-- start SUPPLIED DATA --

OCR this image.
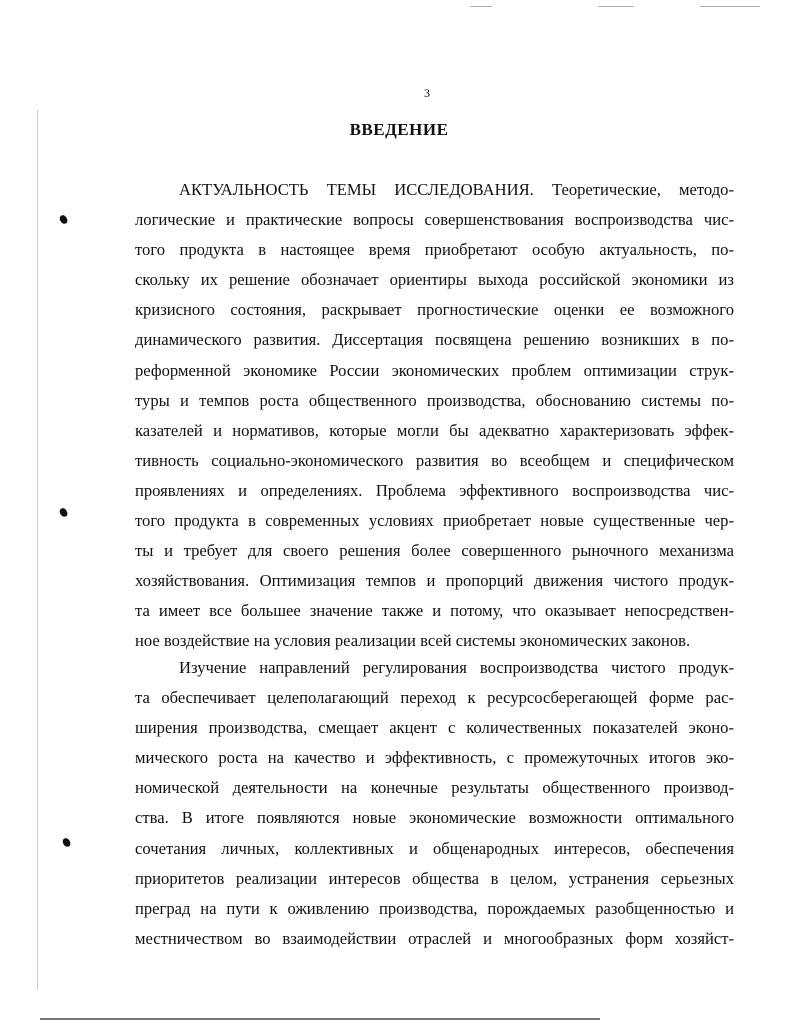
3
ВВЕДЕНИЕ

АКТУАЛЬНОСТЬ ТЕМЫ ИССЛЕДОВАНИЯ. Теоретические, методо-

логические и практические вопросы совершенствования воспроизводства чис-

того продукта в настоящее время приобретают особую актуальность, по-

скольку их решение обозначает ориентиры выхода российской экономики из

кризисного состояния, раскрывает прогностические оценки ее возможного

динамического развития. Диссертация посвящена решению возникших в по-

реформенной экономике России экономических проблем оптимизации струк-

туры и темпов роста общественного производства, обоснованию системы по-

казателей и нормативов, которые могли бы адекватно характеризовать эффек-

тивность социально-экономического развития во всеобщем и специфическом

проявлениях и определениях. Проблема эффективного воспроизводства чис-

того продукта в современных условиях приобретает новые существенные чер-

ты и требует для своего решения более совершенного рыночного механизма

хозяйствования. Оптимизация темпов и пропорций движения чистого продук-

та имеет все большее значение также и потому, что оказывает непосредствен-

ное воздействие на условия реализации всей системы экономических законов.

Изучение направлений регулирования воспроизводства чистого продук-

та обеспечивает целеполагающий переход к ресурсосберегающей форме рас-

ширения производства, смещает акцент с количественных показателей эконо-

мического роста на качество и эффективность, с промежуточных итогов эко-

номической деятельности на конечные результаты общественного производ-

ства. В итоге появляются новые экономические возможности оптимального

сочетания личных, коллективных и общенародных интересов, обеспечения

приоритетов реализации интересов общества в целом, устранения серьезных

преград на пути к оживлению производства, порождаемых разобщенностью и

местничеством во взаимодействии отраслей и многообразных форм хозяйст-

-- end SUPPLIED DATA --

- EXERCISE REQUIREMENTS: Extract all the entries word for word; omit any pictures.

- WRITTEN RESPONSE:
OCR this image.
3
ВВЕДЕНИЕ

АКТУАЛЬНОСТЬ ТЕМЫ ИССЛЕДОВАНИЯ. Теоретические, методо-

логические и практические вопросы совершенствования воспроизводства чис-

того продукта в настоящее время приобретают особую актуальность, по-

скольку их решение обозначает ориентиры выхода российской экономики из

кризисного состояния, раскрывает прогностические оценки ее возможного

динамического развития. Диссертация посвящена решению возникших в по-

реформенной экономике России экономических проблем оптимизации струк-

туры и темпов роста общественного производства, обоснованию системы по-

казателей и нормативов, которые могли бы адекватно характеризовать эффек-

тивность социально-экономического развития во всеобщем и специфическом

проявлениях и определениях. Проблема эффективного воспроизводства чис-

того продукта в современных условиях приобретает новые существенные чер-

ты и требует для своего решения более совершенного рыночного механизма

хозяйствования. Оптимизация темпов и пропорций движения чистого продук-

та имеет все большее значение также и потому, что оказывает непосредствен-

ное воздействие на условия реализации всей системы экономических законов.

Изучение направлений регулирования воспроизводства чистого продук-

та обеспечивает целеполагающий переход к ресурсосберегающей форме рас-

ширения производства, смещает акцент с количественных показателей эконо-

мического роста на качество и эффективность, с промежуточных итогов эко-

номической деятельности на конечные результаты общественного производ-

ства. В итоге появляются новые экономические возможности оптимального

сочетания личных, коллективных и общенародных интересов, обеспечения

приоритетов реализации интересов общества в целом, устранения серьезных

преград на пути к оживлению производства, порождаемых разобщенностью и

местничеством во взаимодействии отраслей и многообразных форм хозяйст-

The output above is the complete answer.